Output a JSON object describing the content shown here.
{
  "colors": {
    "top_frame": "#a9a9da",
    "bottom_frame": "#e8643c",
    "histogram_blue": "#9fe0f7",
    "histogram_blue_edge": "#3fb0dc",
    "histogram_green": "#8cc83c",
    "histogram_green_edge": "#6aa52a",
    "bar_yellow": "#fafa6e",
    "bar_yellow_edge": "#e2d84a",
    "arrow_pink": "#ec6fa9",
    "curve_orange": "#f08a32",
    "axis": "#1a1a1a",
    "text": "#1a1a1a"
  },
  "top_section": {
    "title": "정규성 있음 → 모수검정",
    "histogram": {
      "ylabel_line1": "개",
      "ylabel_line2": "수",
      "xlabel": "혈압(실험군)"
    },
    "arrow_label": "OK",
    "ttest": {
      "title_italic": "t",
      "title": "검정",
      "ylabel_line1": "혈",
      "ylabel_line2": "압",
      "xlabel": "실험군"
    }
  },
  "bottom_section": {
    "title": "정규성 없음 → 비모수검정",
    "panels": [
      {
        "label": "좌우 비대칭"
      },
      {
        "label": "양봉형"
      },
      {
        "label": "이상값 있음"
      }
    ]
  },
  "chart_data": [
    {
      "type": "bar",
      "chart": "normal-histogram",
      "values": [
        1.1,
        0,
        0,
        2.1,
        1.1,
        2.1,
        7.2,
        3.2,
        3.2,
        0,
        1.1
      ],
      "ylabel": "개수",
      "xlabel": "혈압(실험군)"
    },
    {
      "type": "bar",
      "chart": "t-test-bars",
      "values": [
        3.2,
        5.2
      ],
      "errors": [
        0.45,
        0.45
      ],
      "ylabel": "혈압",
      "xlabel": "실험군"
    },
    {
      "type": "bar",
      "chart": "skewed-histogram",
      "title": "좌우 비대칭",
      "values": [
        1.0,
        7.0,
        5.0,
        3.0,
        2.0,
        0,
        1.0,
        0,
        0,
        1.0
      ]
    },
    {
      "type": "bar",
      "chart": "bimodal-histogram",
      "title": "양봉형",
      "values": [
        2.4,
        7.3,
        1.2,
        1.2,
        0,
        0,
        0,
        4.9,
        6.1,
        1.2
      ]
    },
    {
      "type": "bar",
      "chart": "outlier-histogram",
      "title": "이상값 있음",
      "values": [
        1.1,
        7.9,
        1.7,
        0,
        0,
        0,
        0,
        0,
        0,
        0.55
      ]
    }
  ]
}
=======
What you are asked to do
Nothing should be left out: return all of the records exactly.

Complete response
Output a JSON object describing the content shown here.
{
  "colors": {
    "top_frame": "#a9a9da",
    "bottom_frame": "#e8643c",
    "histogram_blue": "#9fe0f7",
    "histogram_blue_edge": "#3fb0dc",
    "histogram_green": "#8cc83c",
    "histogram_green_edge": "#6aa52a",
    "bar_yellow": "#fafa6e",
    "bar_yellow_edge": "#e2d84a",
    "arrow_pink": "#ec6fa9",
    "curve_orange": "#f08a32",
    "axis": "#1a1a1a",
    "text": "#1a1a1a"
  },
  "top_section": {
    "title": "정규성 있음 → 모수검정",
    "histogram": {
      "ylabel_line1": "개",
      "ylabel_line2": "수",
      "xlabel": "혈압(실험군)"
    },
    "arrow_label": "OK",
    "ttest": {
      "title_italic": "t",
      "title": "검정",
      "ylabel_line1": "혈",
      "ylabel_line2": "압",
      "xlabel": "실험군"
    }
  },
  "bottom_section": {
    "title": "정규성 없음 → 비모수검정",
    "panels": [
      {
        "label": "좌우 비대칭"
      },
      {
        "label": "양봉형"
      },
      {
        "label": "이상값 있음"
      }
    ]
  },
  "chart_data": [
    {
      "type": "bar",
      "chart": "normal-histogram",
      "values": [
        1.1,
        0,
        0,
        2.1,
        1.1,
        2.1,
        7.2,
        3.2,
        3.2,
        0,
        1.1
      ],
      "ylabel": "개수",
      "xlabel": "혈압(실험군)"
    },
    {
      "type": "bar",
      "chart": "t-test-bars",
      "values": [
        3.2,
        5.2
      ],
      "errors": [
        0.45,
        0.45
      ],
      "ylabel": "혈압",
      "xlabel": "실험군"
    },
    {
      "type": "bar",
      "chart": "skewed-histogram",
      "title": "좌우 비대칭",
      "values": [
        1.0,
        7.0,
        5.0,
        3.0,
        2.0,
        0,
        1.0,
        0,
        0,
        1.0
      ]
    },
    {
      "type": "bar",
      "chart": "bimodal-histogram",
      "title": "양봉형",
      "values": [
        2.4,
        7.3,
        1.2,
        1.2,
        0,
        0,
        0,
        4.9,
        6.1,
        1.2
      ]
    },
    {
      "type": "bar",
      "chart": "outlier-histogram",
      "title": "이상값 있음",
      "values": [
        1.1,
        7.9,
        1.7,
        0,
        0,
        0,
        0,
        0,
        0,
        0.55
      ]
    }
  ]
}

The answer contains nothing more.